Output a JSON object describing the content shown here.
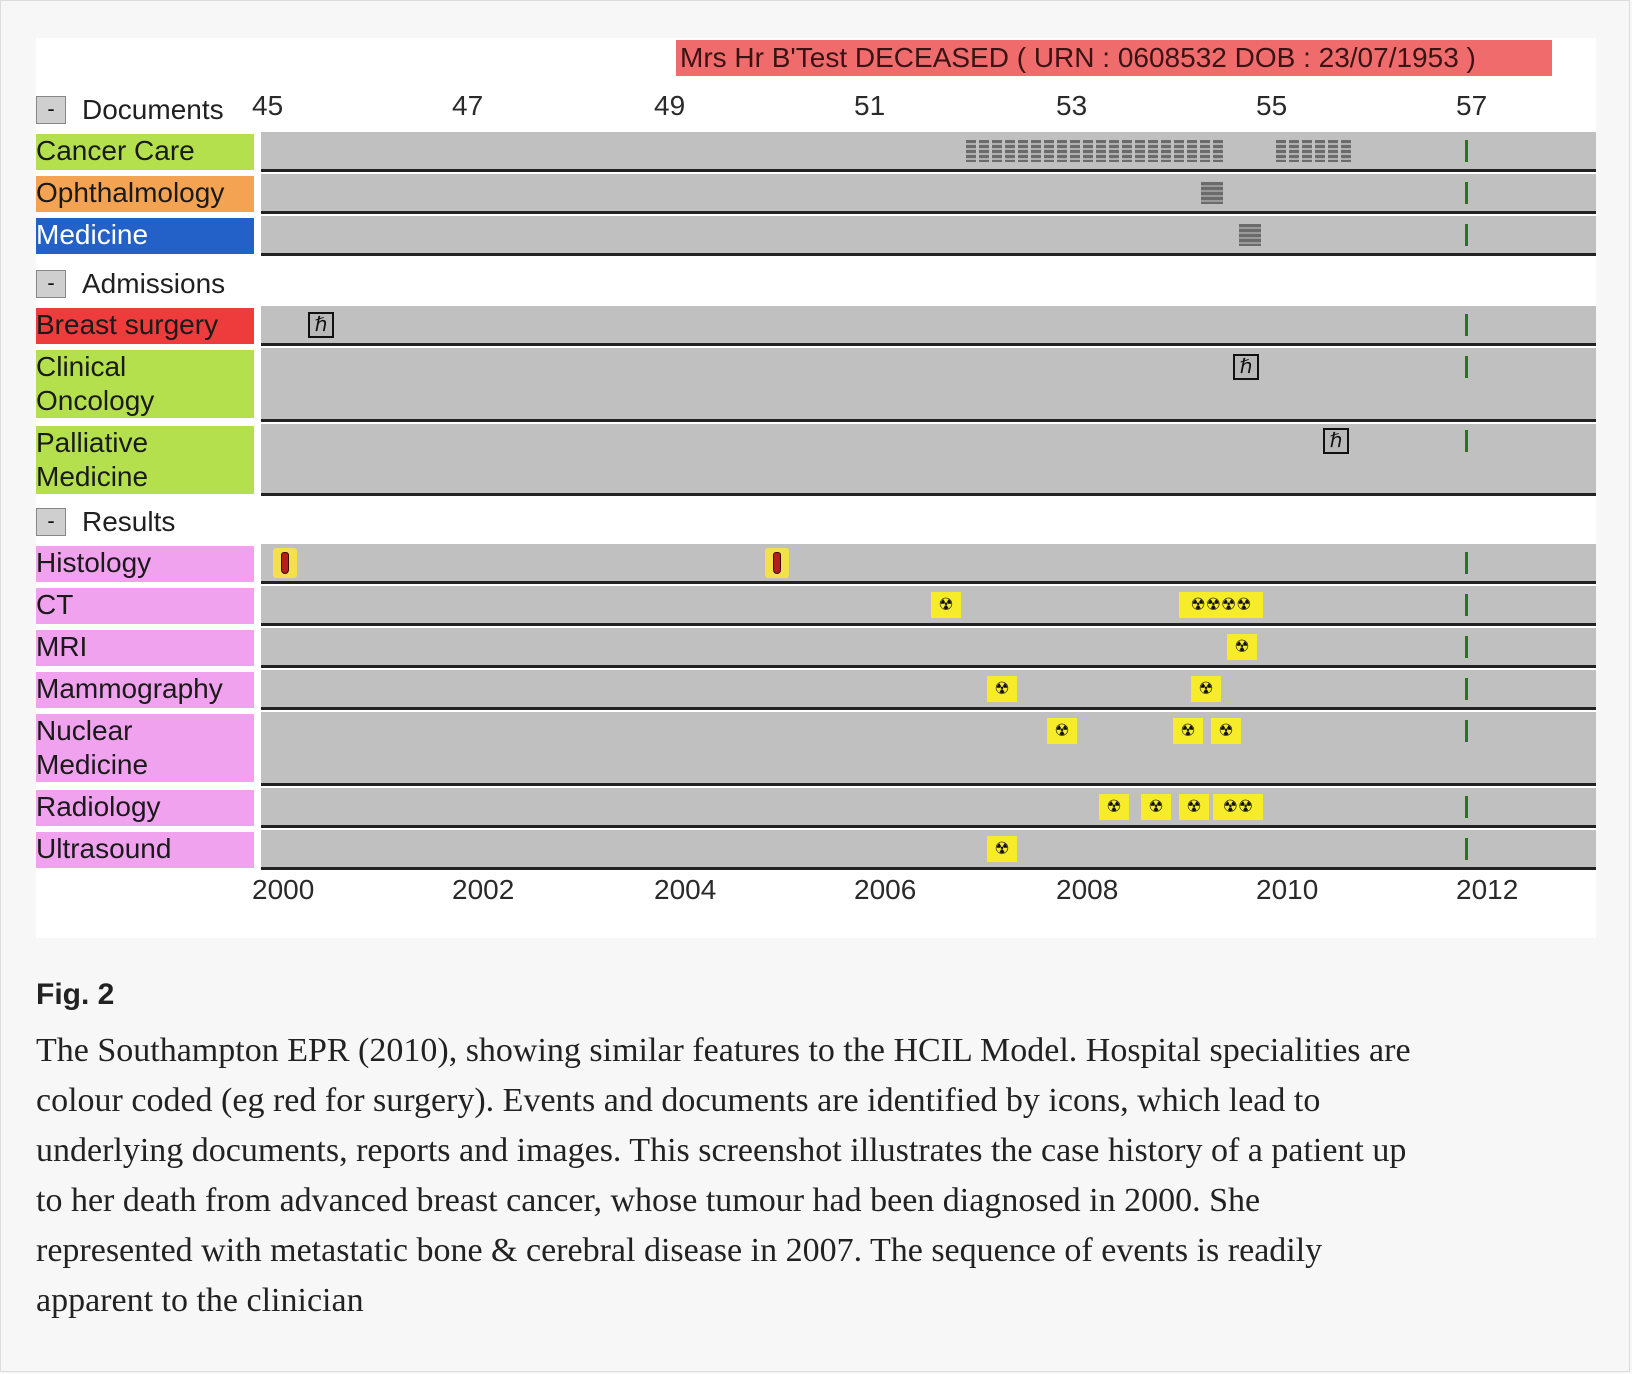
{
  "banner": "Mrs Hr B'Test DECEASED ( URN : 0608532 DOB : 23/07/1953 )",
  "sections": {
    "documents": "Documents",
    "admissions": "Admissions",
    "results": "Results"
  },
  "collapse_symbol": "-",
  "ages": [
    "45",
    "47",
    "49",
    "51",
    "53",
    "55",
    "57"
  ],
  "years": [
    "2000",
    "2002",
    "2004",
    "2006",
    "2008",
    "2010",
    "2012"
  ],
  "colors": {
    "cancer_care": "#b5e04e",
    "ophthalmology": "#f4a352",
    "medicine": "#2360c8",
    "surgery": "#ee3b3b",
    "oncology": "#b5e04e",
    "results": "#f0a2ee",
    "track": "#c0c0c0",
    "banner": "#f06c6c",
    "radiology_icon": "#f6ec2a",
    "death_marker": "#1f7a1f"
  },
  "rows": {
    "cancer_care": "Cancer Care",
    "ophthalmology": "Ophthalmology",
    "medicine": "Medicine",
    "breast_surgery": "Breast surgery",
    "clinical_oncology_1": "Clinical",
    "clinical_oncology_2": "Oncology",
    "palliative_1": "Palliative",
    "palliative_2": "Medicine",
    "histology": "Histology",
    "ct": "CT",
    "mri": "MRI",
    "mammography": "Mammography",
    "nuclear_1": "Nuclear",
    "nuclear_2": "Medicine",
    "radiology": "Radiology",
    "ultrasound": "Ultrasound"
  },
  "icons": {
    "admission": "admission-icon",
    "sample_tube": "sample-tube-icon",
    "radiation": "radiation-icon",
    "document": "document-icon",
    "admission_glyph": "ℏ",
    "radiation_glyph": "☢"
  },
  "caption": {
    "label": "Fig. 2",
    "text": "The Southampton EPR (2010), showing similar features to the HCIL Model. Hospital specialities are colour coded (eg red for surgery). Events and documents are identified by icons, which lead to underlying documents, reports and images. This screenshot illustrates the case history of a patient up to her death from advanced breast cancer, whose tumour had been diagnosed in 2000. She represented with metastatic bone & cerebral disease in 2007. The sequence of events is readily apparent to the clinician"
  }
}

# # #

> **Direction**
How many of these lines contain "banner"? Write only the number.

> **Complete output**
2